Items from a figure collection:

+---+

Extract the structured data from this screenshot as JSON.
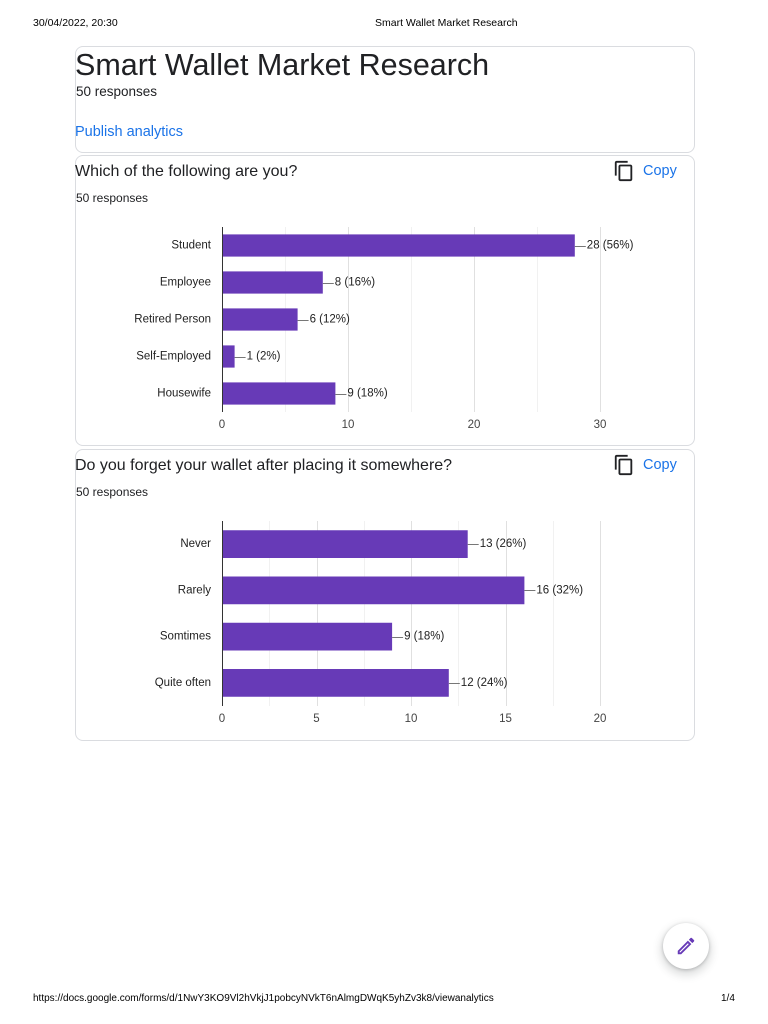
{
  "print_header": {
    "datetime": "30/04/2022, 20:30",
    "title": "Smart Wallet Market Research"
  },
  "summary": {
    "title": "Smart Wallet Market Research",
    "responses": "50 responses",
    "publish_label": "Publish analytics"
  },
  "questions": [
    {
      "responses": "50 responses",
      "copy_label": "Copy",
      "copy_icon": "copy-icon"
    },
    {
      "responses": "50 responses",
      "copy_label": "Copy",
      "copy_icon": "copy-icon"
    }
  ],
  "chart_data": [
    {
      "type": "bar",
      "orientation": "horizontal",
      "title": "Which of the following are you?",
      "categories": [
        "Student",
        "Employee",
        "Retired Person",
        "Self-Employed",
        "Housewife"
      ],
      "values": [
        28,
        8,
        6,
        1,
        9
      ],
      "data_labels": [
        "28 (56%)",
        "8 (16%)",
        "6 (12%)",
        "1 (2%)",
        "9 (18%)"
      ],
      "xlim": [
        0,
        30
      ],
      "xticks": [
        0,
        10,
        20,
        30
      ],
      "grid": true,
      "color": "#673ab7"
    },
    {
      "type": "bar",
      "orientation": "horizontal",
      "title": "Do you forget your wallet after placing it somewhere?",
      "categories": [
        "Never",
        "Rarely",
        "Somtimes",
        "Quite often"
      ],
      "values": [
        13,
        16,
        9,
        12
      ],
      "data_labels": [
        "13 (26%)",
        "16 (32%)",
        "9 (18%)",
        "12 (24%)"
      ],
      "xlim": [
        0,
        20
      ],
      "xticks": [
        0,
        5,
        10,
        15,
        20
      ],
      "grid": true,
      "color": "#673ab7"
    }
  ],
  "edit_button": {
    "icon": "pencil-icon",
    "color": "#673ab7"
  },
  "print_footer": {
    "url": "https://docs.google.com/forms/d/1NwY3KO9Vl2hVkjJ1pobcyNVkT6nAlmgDWqK5yhZv3k8/viewanalytics",
    "page": "1/4"
  },
  "colors": {
    "link": "#1a73e8",
    "bar": "#673ab7",
    "card_border": "#dadce0",
    "text": "#202124"
  }
}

+---+

→ **Exercise prompt**: Write only the number of lines in the records that include the word "title".

→ **Correct response**: 4